- [What to produce] Can you reproduce every line of the listing below word for word, without changing anything?
* * *
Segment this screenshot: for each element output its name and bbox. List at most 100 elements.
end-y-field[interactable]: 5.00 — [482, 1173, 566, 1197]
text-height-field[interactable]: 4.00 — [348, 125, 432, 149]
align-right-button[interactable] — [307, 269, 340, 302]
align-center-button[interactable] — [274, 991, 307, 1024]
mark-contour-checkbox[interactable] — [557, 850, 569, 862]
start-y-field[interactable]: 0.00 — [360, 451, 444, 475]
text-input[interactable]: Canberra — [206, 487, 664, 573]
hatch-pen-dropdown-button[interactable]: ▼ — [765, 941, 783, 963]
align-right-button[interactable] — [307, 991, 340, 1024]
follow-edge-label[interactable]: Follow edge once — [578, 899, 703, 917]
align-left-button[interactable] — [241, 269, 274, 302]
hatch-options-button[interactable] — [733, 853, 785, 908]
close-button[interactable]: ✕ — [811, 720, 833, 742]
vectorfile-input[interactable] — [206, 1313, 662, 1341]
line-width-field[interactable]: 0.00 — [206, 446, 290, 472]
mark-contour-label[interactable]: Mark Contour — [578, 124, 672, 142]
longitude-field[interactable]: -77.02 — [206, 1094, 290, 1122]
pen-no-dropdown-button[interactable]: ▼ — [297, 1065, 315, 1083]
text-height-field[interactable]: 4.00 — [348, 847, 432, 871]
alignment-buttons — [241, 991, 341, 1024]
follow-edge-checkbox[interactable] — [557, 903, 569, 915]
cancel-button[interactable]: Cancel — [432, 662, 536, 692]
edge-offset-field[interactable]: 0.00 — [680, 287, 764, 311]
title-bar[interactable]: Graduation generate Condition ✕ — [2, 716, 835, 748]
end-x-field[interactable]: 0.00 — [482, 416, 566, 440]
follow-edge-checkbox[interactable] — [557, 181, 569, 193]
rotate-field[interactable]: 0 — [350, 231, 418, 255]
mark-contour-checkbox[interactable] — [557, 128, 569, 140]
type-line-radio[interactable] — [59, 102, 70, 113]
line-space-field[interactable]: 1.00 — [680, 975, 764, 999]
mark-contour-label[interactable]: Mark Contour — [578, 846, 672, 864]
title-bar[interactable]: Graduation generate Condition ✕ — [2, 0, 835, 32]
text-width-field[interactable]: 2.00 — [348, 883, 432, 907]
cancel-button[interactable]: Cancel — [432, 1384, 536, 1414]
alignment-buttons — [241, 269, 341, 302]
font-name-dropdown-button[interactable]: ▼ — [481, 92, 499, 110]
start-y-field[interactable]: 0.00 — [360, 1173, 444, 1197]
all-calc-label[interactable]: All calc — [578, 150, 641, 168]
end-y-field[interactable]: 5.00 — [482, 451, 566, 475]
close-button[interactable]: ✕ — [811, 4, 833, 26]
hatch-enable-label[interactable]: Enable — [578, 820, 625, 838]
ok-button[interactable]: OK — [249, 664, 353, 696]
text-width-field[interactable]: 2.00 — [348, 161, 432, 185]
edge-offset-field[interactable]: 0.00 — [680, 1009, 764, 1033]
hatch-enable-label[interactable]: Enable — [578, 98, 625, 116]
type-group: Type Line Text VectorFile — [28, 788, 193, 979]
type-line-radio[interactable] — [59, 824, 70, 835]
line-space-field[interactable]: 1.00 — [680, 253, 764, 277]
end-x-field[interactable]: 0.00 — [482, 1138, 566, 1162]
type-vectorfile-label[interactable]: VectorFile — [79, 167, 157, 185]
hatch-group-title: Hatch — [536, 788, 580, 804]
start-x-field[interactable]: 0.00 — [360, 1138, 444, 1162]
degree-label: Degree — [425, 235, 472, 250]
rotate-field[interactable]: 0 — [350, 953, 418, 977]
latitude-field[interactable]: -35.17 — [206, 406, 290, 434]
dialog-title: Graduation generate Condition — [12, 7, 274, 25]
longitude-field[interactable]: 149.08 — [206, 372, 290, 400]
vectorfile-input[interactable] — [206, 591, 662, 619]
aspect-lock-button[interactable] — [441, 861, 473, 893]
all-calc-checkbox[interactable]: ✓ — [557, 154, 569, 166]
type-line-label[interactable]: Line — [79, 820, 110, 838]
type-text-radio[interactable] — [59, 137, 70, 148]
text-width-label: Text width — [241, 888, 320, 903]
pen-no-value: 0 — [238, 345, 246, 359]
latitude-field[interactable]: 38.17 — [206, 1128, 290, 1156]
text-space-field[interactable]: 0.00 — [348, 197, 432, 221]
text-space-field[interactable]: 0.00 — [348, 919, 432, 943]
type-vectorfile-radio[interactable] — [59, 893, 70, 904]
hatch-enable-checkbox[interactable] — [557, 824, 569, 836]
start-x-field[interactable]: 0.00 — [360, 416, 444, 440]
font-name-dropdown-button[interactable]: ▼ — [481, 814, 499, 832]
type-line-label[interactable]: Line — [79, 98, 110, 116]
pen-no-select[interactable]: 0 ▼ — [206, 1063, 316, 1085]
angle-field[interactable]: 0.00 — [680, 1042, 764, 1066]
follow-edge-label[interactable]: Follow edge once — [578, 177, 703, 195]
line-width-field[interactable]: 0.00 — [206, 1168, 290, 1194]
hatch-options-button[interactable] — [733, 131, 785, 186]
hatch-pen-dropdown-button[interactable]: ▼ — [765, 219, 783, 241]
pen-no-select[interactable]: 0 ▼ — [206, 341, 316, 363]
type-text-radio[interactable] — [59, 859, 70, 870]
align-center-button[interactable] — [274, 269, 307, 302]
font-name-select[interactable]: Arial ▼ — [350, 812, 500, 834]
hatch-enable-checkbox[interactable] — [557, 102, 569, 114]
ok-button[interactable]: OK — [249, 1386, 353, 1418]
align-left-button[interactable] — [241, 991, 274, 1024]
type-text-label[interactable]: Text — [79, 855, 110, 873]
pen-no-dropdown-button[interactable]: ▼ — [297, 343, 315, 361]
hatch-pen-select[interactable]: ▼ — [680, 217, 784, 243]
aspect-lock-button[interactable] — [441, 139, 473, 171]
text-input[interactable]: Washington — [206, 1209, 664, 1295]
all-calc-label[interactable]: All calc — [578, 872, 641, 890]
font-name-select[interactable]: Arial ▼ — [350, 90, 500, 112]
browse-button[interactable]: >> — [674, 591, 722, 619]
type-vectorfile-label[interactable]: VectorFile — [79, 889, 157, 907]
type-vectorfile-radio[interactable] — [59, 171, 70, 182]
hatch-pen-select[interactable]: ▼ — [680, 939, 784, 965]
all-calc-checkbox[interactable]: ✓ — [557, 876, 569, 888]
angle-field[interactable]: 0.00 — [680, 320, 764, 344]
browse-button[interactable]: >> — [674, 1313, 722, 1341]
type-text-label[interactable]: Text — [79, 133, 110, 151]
* * *
- [Output for this exercise]
Segment this screenshot: for each element output its name and bbox. List at most 100 elements.
end-y-field[interactable]: 5.00 — [482, 1173, 566, 1197]
text-height-field[interactable]: 4.00 — [348, 125, 432, 149]
align-right-button[interactable] — [307, 269, 340, 302]
align-center-button[interactable] — [274, 991, 307, 1024]
mark-contour-checkbox[interactable] — [557, 850, 569, 862]
start-y-field[interactable]: 0.00 — [360, 451, 444, 475]
text-input[interactable]: Canberra — [206, 487, 664, 573]
hatch-pen-dropdown-button[interactable]: ▼ — [765, 941, 783, 963]
align-right-button[interactable] — [307, 991, 340, 1024]
follow-edge-label[interactable]: Follow edge once — [578, 899, 703, 917]
align-left-button[interactable] — [241, 269, 274, 302]
hatch-options-button[interactable] — [733, 853, 785, 908]
close-button[interactable]: ✕ — [811, 720, 833, 742]
vectorfile-input[interactable] — [206, 1313, 662, 1341]
line-width-field[interactable]: 0.00 — [206, 446, 290, 472]
mark-contour-label[interactable]: Mark Contour — [578, 124, 672, 142]
longitude-field[interactable]: -77.02 — [206, 1094, 290, 1122]
pen-no-dropdown-button[interactable]: ▼ — [297, 1065, 315, 1083]
text-height-field[interactable]: 4.00 — [348, 847, 432, 871]
alignment-buttons — [241, 991, 341, 1024]
follow-edge-checkbox[interactable] — [557, 903, 569, 915]
cancel-button[interactable]: Cancel — [432, 662, 536, 692]
edge-offset-field[interactable]: 0.00 — [680, 287, 764, 311]
title-bar[interactable]: Graduation generate Condition ✕ — [2, 716, 835, 748]
end-x-field[interactable]: 0.00 — [482, 416, 566, 440]
follow-edge-checkbox[interactable] — [557, 181, 569, 193]
rotate-field[interactable]: 0 — [350, 231, 418, 255]
mark-contour-checkbox[interactable] — [557, 128, 569, 140]
type-line-radio[interactable] — [59, 102, 70, 113]
line-space-field[interactable]: 1.00 — [680, 975, 764, 999]
mark-contour-label[interactable]: Mark Contour — [578, 846, 672, 864]
title-bar[interactable]: Graduation generate Condition ✕ — [2, 0, 835, 32]
text-width-field[interactable]: 2.00 — [348, 883, 432, 907]
cancel-button[interactable]: Cancel — [432, 1384, 536, 1414]
alignment-buttons — [241, 269, 341, 302]
font-name-dropdown-button[interactable]: ▼ — [481, 92, 499, 110]
start-y-field[interactable]: 0.00 — [360, 1173, 444, 1197]
all-calc-label[interactable]: All calc — [578, 150, 641, 168]
end-y-field[interactable]: 5.00 — [482, 451, 566, 475]
close-button[interactable]: ✕ — [811, 4, 833, 26]
hatch-enable-label[interactable]: Enable — [578, 820, 625, 838]
ok-button[interactable]: OK — [249, 664, 353, 696]
text-width-field[interactable]: 2.00 — [348, 161, 432, 185]
edge-offset-field[interactable]: 0.00 — [680, 1009, 764, 1033]
hatch-enable-label[interactable]: Enable — [578, 98, 625, 116]
type-group: Type Line Text VectorFile — [28, 788, 193, 979]
type-line-radio[interactable] — [59, 824, 70, 835]
line-space-field[interactable]: 1.00 — [680, 253, 764, 277]
end-x-field[interactable]: 0.00 — [482, 1138, 566, 1162]
type-vectorfile-label[interactable]: VectorFile — [79, 167, 157, 185]
hatch-group-title: Hatch — [536, 788, 580, 804]
start-x-field[interactable]: 0.00 — [360, 1138, 444, 1162]
degree-label: Degree — [425, 235, 472, 250]
rotate-field[interactable]: 0 — [350, 953, 418, 977]
latitude-field[interactable]: -35.17 — [206, 406, 290, 434]
dialog-title: Graduation generate Condition — [12, 7, 274, 25]
longitude-field[interactable]: 149.08 — [206, 372, 290, 400]
vectorfile-input[interactable] — [206, 591, 662, 619]
aspect-lock-button[interactable] — [441, 861, 473, 893]
all-calc-checkbox[interactable]: ✓ — [557, 154, 569, 166]
type-line-label[interactable]: Line — [79, 820, 110, 838]
type-text-radio[interactable] — [59, 137, 70, 148]
text-width-label: Text width — [241, 888, 320, 903]
pen-no-value: 0 — [238, 345, 246, 359]
latitude-field[interactable]: 38.17 — [206, 1128, 290, 1156]
text-space-field[interactable]: 0.00 — [348, 197, 432, 221]
text-space-field[interactable]: 0.00 — [348, 919, 432, 943]
type-vectorfile-radio[interactable] — [59, 893, 70, 904]
hatch-enable-checkbox[interactable] — [557, 824, 569, 836]
start-x-field[interactable]: 0.00 — [360, 416, 444, 440]
font-name-dropdown-button[interactable]: ▼ — [481, 814, 499, 832]
type-line-label[interactable]: Line — [79, 98, 110, 116]
pen-no-select[interactable]: 0 ▼ — [206, 1063, 316, 1085]
angle-field[interactable]: 0.00 — [680, 1042, 764, 1066]
follow-edge-label[interactable]: Follow edge once — [578, 177, 703, 195]
line-width-field[interactable]: 0.00 — [206, 1168, 290, 1194]
hatch-options-button[interactable] — [733, 131, 785, 186]
hatch-pen-dropdown-button[interactable]: ▼ — [765, 219, 783, 241]
pen-no-select[interactable]: 0 ▼ — [206, 341, 316, 363]
type-text-radio[interactable] — [59, 859, 70, 870]
align-center-button[interactable] — [274, 269, 307, 302]
font-name-select[interactable]: Arial ▼ — [350, 812, 500, 834]
hatch-enable-checkbox[interactable] — [557, 102, 569, 114]
ok-button[interactable]: OK — [249, 1386, 353, 1418]
align-left-button[interactable] — [241, 991, 274, 1024]
type-text-label[interactable]: Text — [79, 855, 110, 873]
pen-no-dropdown-button[interactable]: ▼ — [297, 343, 315, 361]
hatch-pen-select[interactable]: ▼ — [680, 217, 784, 243]
aspect-lock-button[interactable] — [441, 139, 473, 171]
text-input[interactable]: Washington — [206, 1209, 664, 1295]
all-calc-label[interactable]: All calc — [578, 872, 641, 890]
font-name-select[interactable]: Arial ▼ — [350, 90, 500, 112]
browse-button[interactable]: >> — [674, 591, 722, 619]
type-vectorfile-label[interactable]: VectorFile — [79, 889, 157, 907]
type-vectorfile-radio[interactable] — [59, 171, 70, 182]
hatch-pen-select[interactable]: ▼ — [680, 939, 784, 965]
all-calc-checkbox[interactable]: ✓ — [557, 876, 569, 888]
angle-field[interactable]: 0.00 — [680, 320, 764, 344]
browse-button[interactable]: >> — [674, 1313, 722, 1341]
type-text-label[interactable]: Text — [79, 133, 110, 151]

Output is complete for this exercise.